EXERCISE INSTRUCTIONS: Count, in the entries below, the lines in which "with" occurs. Give the number, nothing more.

----------

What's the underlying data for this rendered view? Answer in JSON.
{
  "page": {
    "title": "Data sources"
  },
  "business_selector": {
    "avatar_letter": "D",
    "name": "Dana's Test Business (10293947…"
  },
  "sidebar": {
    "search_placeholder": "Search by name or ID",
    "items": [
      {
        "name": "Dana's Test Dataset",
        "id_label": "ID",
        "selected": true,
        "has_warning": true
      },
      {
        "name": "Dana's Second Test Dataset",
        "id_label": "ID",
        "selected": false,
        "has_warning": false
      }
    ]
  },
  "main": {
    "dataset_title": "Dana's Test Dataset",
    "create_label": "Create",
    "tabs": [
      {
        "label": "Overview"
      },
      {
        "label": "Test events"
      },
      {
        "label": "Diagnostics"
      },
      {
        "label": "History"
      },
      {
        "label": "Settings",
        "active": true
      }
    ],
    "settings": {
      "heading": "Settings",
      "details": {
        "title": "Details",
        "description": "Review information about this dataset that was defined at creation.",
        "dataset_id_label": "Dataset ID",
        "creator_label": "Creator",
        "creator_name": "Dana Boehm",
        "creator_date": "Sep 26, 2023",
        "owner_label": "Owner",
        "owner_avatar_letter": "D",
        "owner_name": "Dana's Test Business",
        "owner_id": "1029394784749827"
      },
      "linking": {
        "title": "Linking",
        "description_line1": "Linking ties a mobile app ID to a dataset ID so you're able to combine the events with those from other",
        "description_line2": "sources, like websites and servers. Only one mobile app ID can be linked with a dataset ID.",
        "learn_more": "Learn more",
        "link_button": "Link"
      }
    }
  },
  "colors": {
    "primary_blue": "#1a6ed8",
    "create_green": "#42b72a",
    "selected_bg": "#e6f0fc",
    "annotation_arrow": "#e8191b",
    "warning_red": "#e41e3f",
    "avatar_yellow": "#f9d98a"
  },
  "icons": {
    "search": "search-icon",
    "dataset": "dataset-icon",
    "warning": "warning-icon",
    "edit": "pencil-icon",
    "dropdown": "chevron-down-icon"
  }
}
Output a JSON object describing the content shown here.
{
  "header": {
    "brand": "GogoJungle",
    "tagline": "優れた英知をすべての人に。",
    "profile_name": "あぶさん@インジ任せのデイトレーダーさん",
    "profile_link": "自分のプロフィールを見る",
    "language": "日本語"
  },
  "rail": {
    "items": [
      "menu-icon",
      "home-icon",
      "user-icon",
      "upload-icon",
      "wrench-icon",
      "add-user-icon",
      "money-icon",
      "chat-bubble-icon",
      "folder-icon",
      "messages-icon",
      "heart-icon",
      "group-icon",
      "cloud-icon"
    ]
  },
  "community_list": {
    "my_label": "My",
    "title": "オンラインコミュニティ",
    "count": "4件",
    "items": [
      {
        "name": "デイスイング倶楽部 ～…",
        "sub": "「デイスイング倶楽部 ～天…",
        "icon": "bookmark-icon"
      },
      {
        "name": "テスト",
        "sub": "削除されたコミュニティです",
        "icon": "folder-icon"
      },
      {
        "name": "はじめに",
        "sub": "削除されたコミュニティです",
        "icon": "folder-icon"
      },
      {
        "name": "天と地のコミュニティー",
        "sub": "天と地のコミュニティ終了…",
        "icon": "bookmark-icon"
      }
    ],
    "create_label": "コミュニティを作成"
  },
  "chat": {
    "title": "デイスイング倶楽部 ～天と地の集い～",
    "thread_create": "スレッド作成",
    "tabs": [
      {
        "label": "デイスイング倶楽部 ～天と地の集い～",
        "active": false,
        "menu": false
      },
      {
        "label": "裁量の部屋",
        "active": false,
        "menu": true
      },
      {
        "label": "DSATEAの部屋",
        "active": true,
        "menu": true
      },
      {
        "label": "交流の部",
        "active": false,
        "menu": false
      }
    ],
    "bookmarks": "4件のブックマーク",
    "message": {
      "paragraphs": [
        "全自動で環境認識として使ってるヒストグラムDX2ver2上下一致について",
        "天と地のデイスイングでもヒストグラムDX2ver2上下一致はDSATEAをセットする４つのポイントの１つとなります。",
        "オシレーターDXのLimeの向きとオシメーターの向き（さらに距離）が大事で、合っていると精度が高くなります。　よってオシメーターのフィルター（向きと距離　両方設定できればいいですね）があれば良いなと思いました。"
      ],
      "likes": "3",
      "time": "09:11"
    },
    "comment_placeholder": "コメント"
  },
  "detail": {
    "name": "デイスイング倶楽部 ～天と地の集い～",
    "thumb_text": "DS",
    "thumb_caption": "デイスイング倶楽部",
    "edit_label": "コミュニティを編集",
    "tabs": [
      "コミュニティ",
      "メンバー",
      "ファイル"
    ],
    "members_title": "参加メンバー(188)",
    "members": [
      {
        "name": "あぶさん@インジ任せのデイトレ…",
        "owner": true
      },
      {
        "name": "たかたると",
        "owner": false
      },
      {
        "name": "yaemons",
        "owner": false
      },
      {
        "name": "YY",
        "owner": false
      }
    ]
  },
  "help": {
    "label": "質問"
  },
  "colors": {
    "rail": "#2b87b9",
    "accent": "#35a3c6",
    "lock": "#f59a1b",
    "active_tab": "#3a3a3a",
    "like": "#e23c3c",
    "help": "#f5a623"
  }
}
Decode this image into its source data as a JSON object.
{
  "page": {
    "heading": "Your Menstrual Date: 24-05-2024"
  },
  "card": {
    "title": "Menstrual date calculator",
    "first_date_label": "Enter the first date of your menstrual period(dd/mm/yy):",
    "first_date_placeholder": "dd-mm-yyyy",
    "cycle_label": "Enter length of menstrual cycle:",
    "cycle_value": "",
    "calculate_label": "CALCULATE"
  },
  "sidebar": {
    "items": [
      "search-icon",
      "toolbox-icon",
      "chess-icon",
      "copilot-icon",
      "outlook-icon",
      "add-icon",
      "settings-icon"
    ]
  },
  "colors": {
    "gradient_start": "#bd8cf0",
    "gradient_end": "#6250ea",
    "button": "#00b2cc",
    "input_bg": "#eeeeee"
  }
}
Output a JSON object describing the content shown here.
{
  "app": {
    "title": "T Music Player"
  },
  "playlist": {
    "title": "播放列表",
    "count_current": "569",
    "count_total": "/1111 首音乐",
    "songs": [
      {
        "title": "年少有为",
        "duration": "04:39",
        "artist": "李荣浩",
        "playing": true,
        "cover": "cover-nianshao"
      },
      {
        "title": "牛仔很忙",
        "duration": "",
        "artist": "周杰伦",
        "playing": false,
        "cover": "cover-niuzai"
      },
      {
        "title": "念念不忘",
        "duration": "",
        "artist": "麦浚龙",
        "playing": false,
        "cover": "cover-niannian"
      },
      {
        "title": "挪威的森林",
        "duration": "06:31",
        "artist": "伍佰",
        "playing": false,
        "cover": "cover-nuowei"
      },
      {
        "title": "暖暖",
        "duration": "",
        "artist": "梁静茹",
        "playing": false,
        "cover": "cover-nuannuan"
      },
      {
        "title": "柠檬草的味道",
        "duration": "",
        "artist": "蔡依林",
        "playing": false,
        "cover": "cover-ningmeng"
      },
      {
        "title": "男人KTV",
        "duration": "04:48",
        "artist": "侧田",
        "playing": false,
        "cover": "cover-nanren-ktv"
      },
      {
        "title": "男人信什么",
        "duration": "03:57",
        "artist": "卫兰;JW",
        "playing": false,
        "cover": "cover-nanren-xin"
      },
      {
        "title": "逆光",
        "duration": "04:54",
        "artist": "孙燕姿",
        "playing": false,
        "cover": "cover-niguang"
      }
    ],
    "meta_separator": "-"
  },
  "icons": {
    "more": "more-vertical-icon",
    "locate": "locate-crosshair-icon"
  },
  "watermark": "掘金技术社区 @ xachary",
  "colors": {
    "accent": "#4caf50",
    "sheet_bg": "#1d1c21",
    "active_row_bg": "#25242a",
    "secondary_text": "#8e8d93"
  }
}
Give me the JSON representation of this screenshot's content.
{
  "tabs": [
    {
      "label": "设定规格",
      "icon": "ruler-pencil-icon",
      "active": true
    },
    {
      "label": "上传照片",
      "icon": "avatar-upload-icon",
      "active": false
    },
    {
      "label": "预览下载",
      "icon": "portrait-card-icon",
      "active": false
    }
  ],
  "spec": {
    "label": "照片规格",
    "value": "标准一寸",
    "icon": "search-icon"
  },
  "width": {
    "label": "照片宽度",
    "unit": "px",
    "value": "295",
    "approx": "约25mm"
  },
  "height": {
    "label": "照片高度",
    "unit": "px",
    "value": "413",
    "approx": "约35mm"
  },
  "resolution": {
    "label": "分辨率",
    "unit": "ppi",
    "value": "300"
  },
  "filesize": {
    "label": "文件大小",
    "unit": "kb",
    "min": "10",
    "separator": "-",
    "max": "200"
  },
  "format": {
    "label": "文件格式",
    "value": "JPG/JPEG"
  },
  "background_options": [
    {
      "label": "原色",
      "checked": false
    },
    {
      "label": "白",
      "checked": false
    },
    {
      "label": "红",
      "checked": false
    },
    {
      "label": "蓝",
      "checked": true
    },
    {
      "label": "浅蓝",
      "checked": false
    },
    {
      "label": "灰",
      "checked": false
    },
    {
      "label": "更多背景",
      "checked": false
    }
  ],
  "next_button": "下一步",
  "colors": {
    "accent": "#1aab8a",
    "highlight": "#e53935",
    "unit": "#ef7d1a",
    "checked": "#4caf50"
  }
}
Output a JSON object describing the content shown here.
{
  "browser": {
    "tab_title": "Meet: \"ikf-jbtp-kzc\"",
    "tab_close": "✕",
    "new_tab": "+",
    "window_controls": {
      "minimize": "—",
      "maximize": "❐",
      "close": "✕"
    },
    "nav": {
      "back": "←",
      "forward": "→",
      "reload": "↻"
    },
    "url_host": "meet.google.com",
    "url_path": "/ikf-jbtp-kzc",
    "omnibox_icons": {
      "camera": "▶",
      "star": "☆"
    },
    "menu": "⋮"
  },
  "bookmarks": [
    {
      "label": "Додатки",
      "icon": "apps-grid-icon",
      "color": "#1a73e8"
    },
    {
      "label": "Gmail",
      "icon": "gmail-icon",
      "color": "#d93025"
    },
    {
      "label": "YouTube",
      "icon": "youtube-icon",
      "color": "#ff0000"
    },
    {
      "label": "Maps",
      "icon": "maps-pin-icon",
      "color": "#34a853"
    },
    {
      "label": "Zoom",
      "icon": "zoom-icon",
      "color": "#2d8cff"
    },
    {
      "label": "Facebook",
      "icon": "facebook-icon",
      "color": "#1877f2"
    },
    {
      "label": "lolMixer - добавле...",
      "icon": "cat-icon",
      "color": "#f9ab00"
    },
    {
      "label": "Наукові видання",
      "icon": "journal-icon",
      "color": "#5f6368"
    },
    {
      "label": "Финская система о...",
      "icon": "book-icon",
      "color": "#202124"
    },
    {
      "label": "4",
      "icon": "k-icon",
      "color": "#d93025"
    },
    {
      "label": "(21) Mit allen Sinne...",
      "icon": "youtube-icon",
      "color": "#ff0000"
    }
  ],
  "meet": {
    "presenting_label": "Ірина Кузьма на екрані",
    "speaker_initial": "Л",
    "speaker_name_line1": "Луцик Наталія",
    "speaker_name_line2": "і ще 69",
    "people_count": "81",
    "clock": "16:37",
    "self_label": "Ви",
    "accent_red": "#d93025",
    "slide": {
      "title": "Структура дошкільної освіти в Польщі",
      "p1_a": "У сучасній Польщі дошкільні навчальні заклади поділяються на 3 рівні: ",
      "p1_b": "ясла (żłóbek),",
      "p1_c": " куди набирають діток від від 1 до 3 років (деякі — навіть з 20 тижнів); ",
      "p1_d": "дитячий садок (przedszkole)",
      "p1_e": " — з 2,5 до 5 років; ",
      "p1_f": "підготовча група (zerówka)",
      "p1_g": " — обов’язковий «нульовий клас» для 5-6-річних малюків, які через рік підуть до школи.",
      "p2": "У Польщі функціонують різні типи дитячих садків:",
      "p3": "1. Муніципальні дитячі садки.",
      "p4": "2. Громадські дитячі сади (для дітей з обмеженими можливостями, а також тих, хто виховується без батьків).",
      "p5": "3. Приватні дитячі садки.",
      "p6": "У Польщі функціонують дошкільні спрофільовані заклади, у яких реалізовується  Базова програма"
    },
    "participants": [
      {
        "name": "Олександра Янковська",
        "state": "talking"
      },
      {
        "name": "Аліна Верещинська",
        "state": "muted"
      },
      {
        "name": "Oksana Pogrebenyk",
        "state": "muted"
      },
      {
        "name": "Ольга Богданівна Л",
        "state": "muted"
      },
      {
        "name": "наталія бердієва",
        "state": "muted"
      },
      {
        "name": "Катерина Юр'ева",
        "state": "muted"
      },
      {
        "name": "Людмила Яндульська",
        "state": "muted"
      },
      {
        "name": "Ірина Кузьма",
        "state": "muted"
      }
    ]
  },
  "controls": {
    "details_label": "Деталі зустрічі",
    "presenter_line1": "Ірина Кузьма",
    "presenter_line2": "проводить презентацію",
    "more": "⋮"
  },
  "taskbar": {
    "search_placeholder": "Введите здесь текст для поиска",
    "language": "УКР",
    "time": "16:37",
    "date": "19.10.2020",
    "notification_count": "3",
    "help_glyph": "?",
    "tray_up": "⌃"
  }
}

----------

RESPONSE TO THE TASK: 2